**BRIEF**
Copy out exactly the lines of the records from the start down to the line containing "dark-sticker-icon[interactable] (594, 424, 621, 451)", both ends included.

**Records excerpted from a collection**

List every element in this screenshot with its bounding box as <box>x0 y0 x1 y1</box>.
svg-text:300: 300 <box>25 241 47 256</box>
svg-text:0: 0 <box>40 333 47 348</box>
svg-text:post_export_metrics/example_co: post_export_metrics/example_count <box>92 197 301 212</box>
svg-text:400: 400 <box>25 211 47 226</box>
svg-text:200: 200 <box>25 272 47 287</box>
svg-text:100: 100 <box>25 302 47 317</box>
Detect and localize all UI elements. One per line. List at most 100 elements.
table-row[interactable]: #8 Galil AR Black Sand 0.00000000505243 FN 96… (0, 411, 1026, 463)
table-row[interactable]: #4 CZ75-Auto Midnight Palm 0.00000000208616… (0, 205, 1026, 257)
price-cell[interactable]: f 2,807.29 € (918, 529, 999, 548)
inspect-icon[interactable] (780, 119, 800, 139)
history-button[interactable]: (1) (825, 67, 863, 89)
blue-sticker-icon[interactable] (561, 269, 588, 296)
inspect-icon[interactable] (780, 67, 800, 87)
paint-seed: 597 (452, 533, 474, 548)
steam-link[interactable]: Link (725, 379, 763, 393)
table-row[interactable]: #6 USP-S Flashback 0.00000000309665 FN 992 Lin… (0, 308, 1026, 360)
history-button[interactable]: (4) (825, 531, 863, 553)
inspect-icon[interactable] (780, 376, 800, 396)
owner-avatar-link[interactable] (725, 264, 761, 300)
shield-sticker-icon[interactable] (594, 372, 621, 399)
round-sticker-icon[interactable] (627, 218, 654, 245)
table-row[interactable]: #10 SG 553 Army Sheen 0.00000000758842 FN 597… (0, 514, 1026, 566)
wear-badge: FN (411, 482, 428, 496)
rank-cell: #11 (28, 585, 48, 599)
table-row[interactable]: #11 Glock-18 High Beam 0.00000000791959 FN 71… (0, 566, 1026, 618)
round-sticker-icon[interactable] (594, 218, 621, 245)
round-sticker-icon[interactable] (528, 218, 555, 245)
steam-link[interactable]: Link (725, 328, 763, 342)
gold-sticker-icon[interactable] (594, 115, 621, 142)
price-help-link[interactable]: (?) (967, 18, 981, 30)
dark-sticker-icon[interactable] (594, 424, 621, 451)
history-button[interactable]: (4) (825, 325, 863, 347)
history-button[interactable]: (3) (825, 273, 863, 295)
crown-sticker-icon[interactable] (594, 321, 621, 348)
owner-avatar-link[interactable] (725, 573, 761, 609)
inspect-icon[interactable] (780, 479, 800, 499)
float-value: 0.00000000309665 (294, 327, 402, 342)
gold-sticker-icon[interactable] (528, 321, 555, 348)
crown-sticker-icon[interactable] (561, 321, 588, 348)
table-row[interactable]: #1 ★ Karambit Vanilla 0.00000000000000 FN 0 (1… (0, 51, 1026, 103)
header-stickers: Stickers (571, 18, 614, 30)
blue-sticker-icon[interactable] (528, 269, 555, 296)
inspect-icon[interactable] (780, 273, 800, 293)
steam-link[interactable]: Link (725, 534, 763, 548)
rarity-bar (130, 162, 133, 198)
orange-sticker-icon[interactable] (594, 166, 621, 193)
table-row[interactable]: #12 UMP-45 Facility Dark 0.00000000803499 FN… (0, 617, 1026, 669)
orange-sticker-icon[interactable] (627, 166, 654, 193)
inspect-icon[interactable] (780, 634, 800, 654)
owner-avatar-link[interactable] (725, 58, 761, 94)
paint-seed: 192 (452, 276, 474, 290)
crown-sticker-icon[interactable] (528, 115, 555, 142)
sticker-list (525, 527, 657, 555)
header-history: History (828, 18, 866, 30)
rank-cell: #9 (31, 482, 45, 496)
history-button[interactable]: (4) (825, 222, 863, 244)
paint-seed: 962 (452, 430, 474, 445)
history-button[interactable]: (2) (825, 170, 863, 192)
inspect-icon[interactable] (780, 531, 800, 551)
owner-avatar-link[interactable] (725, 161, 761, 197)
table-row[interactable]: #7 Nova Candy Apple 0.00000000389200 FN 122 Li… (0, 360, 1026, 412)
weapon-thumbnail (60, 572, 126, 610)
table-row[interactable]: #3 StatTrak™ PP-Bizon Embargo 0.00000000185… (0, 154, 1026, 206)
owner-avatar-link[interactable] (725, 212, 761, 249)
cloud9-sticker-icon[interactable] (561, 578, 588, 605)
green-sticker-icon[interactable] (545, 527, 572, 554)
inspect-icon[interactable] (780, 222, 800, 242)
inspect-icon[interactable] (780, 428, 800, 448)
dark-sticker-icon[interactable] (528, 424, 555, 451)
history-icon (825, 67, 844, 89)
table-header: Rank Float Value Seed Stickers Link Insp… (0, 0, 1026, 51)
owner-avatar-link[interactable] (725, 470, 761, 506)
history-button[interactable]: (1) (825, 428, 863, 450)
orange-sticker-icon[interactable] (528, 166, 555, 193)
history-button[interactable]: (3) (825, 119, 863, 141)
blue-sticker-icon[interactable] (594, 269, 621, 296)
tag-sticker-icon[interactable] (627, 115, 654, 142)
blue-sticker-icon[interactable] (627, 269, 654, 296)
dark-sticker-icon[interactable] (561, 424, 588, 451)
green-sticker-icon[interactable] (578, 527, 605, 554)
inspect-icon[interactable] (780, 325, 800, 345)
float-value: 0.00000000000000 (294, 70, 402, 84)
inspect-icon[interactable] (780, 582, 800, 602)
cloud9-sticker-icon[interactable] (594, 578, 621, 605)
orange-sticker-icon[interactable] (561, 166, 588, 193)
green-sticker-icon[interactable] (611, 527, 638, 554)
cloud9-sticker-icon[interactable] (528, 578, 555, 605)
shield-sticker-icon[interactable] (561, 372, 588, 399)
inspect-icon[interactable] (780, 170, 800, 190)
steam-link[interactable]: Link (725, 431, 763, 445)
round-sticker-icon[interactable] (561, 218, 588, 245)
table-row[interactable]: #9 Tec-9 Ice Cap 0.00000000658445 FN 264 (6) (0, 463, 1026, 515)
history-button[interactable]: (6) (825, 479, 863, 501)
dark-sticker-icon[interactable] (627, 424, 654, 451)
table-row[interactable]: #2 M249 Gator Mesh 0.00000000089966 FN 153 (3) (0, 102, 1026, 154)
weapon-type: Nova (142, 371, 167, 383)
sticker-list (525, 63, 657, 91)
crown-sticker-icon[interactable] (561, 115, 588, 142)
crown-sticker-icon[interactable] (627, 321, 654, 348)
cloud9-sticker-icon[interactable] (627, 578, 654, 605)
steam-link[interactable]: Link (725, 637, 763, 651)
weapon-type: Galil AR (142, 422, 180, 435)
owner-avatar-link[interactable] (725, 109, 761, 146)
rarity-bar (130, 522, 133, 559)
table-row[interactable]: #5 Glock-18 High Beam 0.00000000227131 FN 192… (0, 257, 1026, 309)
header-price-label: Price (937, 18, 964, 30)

**TASK SOLUTION**
List every element in this screenshot with its bounding box as <box>x0 y0 x1 y1</box>.
svg-text:300: 300 <box>25 241 47 256</box>
svg-text:0: 0 <box>40 333 47 348</box>
svg-text:post_export_metrics/example_co: post_export_metrics/example_count <box>92 197 301 212</box>
svg-text:400: 400 <box>25 211 47 226</box>
svg-text:200: 200 <box>25 272 47 287</box>
svg-text:100: 100 <box>25 302 47 317</box>
Detect and localize all UI elements. One per line. List at most 100 elements.
table-row[interactable]: #8 Galil AR Black Sand 0.00000000505243 FN 96… (0, 411, 1026, 463)
table-row[interactable]: #4 CZ75-Auto Midnight Palm 0.00000000208616… (0, 205, 1026, 257)
price-cell[interactable]: f 2,807.29 € (918, 529, 999, 548)
inspect-icon[interactable] (780, 119, 800, 139)
history-button[interactable]: (1) (825, 67, 863, 89)
blue-sticker-icon[interactable] (561, 269, 588, 296)
inspect-icon[interactable] (780, 67, 800, 87)
paint-seed: 597 (452, 533, 474, 548)
steam-link[interactable]: Link (725, 379, 763, 393)
table-row[interactable]: #6 USP-S Flashback 0.00000000309665 FN 992 Lin… (0, 308, 1026, 360)
history-button[interactable]: (4) (825, 531, 863, 553)
inspect-icon[interactable] (780, 376, 800, 396)
owner-avatar-link[interactable] (725, 264, 761, 300)
shield-sticker-icon[interactable] (594, 372, 621, 399)
round-sticker-icon[interactable] (627, 218, 654, 245)
table-row[interactable]: #10 SG 553 Army Sheen 0.00000000758842 FN 597… (0, 514, 1026, 566)
wear-badge: FN (411, 482, 428, 496)
rank-cell: #11 (28, 585, 48, 599)
table-row[interactable]: #11 Glock-18 High Beam 0.00000000791959 FN 71… (0, 566, 1026, 618)
round-sticker-icon[interactable] (594, 218, 621, 245)
round-sticker-icon[interactable] (528, 218, 555, 245)
steam-link[interactable]: Link (725, 328, 763, 342)
gold-sticker-icon[interactable] (594, 115, 621, 142)
price-help-link[interactable]: (?) (967, 18, 981, 30)
dark-sticker-icon[interactable] (594, 424, 621, 451)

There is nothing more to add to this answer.